Every entry must be echoed exactly.

Collected data
▬▬▬▬▬▬

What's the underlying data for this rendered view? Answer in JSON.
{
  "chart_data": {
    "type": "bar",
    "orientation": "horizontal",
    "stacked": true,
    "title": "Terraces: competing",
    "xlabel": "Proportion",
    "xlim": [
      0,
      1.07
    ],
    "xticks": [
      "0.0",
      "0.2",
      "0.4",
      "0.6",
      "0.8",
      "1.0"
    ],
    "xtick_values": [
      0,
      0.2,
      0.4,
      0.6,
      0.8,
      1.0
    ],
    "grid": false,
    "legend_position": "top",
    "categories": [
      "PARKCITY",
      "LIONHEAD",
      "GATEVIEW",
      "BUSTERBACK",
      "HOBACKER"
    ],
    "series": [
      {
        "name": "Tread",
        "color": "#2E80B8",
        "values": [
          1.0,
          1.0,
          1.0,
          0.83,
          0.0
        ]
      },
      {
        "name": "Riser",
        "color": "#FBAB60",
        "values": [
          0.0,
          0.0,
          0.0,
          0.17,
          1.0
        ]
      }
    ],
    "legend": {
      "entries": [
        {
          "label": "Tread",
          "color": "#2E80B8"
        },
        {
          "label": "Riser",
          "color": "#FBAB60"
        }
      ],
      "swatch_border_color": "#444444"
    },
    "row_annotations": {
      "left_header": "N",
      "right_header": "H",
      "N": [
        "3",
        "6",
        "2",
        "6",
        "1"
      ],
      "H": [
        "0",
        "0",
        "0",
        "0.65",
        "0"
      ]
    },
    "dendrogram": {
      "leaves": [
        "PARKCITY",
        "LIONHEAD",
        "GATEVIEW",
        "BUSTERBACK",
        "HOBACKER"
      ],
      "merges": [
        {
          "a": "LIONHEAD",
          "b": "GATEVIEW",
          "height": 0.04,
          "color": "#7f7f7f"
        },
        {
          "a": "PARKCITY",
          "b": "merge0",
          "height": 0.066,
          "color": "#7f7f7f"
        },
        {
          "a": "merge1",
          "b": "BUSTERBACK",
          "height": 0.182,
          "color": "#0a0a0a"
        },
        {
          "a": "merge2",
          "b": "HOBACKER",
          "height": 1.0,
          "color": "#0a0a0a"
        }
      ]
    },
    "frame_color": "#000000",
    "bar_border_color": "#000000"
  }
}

▬▬▬▬▬▬

→ **Final answer**
What's the underlying data for this rendered view? Answer in JSON.
{
  "chart_data": {
    "type": "bar",
    "orientation": "horizontal",
    "stacked": true,
    "title": "Terraces: competing",
    "xlabel": "Proportion",
    "xlim": [
      0,
      1.07
    ],
    "xticks": [
      "0.0",
      "0.2",
      "0.4",
      "0.6",
      "0.8",
      "1.0"
    ],
    "xtick_values": [
      0,
      0.2,
      0.4,
      0.6,
      0.8,
      1.0
    ],
    "grid": false,
    "legend_position": "top",
    "categories": [
      "PARKCITY",
      "LIONHEAD",
      "GATEVIEW",
      "BUSTERBACK",
      "HOBACKER"
    ],
    "series": [
      {
        "name": "Tread",
        "color": "#2E80B8",
        "values": [
          1.0,
          1.0,
          1.0,
          0.83,
          0.0
        ]
      },
      {
        "name": "Riser",
        "color": "#FBAB60",
        "values": [
          0.0,
          0.0,
          0.0,
          0.17,
          1.0
        ]
      }
    ],
    "legend": {
      "entries": [
        {
          "label": "Tread",
          "color": "#2E80B8"
        },
        {
          "label": "Riser",
          "color": "#FBAB60"
        }
      ],
      "swatch_border_color": "#444444"
    },
    "row_annotations": {
      "left_header": "N",
      "right_header": "H",
      "N": [
        "3",
        "6",
        "2",
        "6",
        "1"
      ],
      "H": [
        "0",
        "0",
        "0",
        "0.65",
        "0"
      ]
    },
    "dendrogram": {
      "leaves": [
        "PARKCITY",
        "LIONHEAD",
        "GATEVIEW",
        "BUSTERBACK",
        "HOBACKER"
      ],
      "merges": [
        {
          "a": "LIONHEAD",
          "b": "GATEVIEW",
          "height": 0.04,
          "color": "#7f7f7f"
        },
        {
          "a": "PARKCITY",
          "b": "merge0",
          "height": 0.066,
          "color": "#7f7f7f"
        },
        {
          "a": "merge1",
          "b": "BUSTERBACK",
          "height": 0.182,
          "color": "#0a0a0a"
        },
        {
          "a": "merge2",
          "b": "HOBACKER",
          "height": 1.0,
          "color": "#0a0a0a"
        }
      ]
    },
    "frame_color": "#000000",
    "bar_border_color": "#000000"
  }
}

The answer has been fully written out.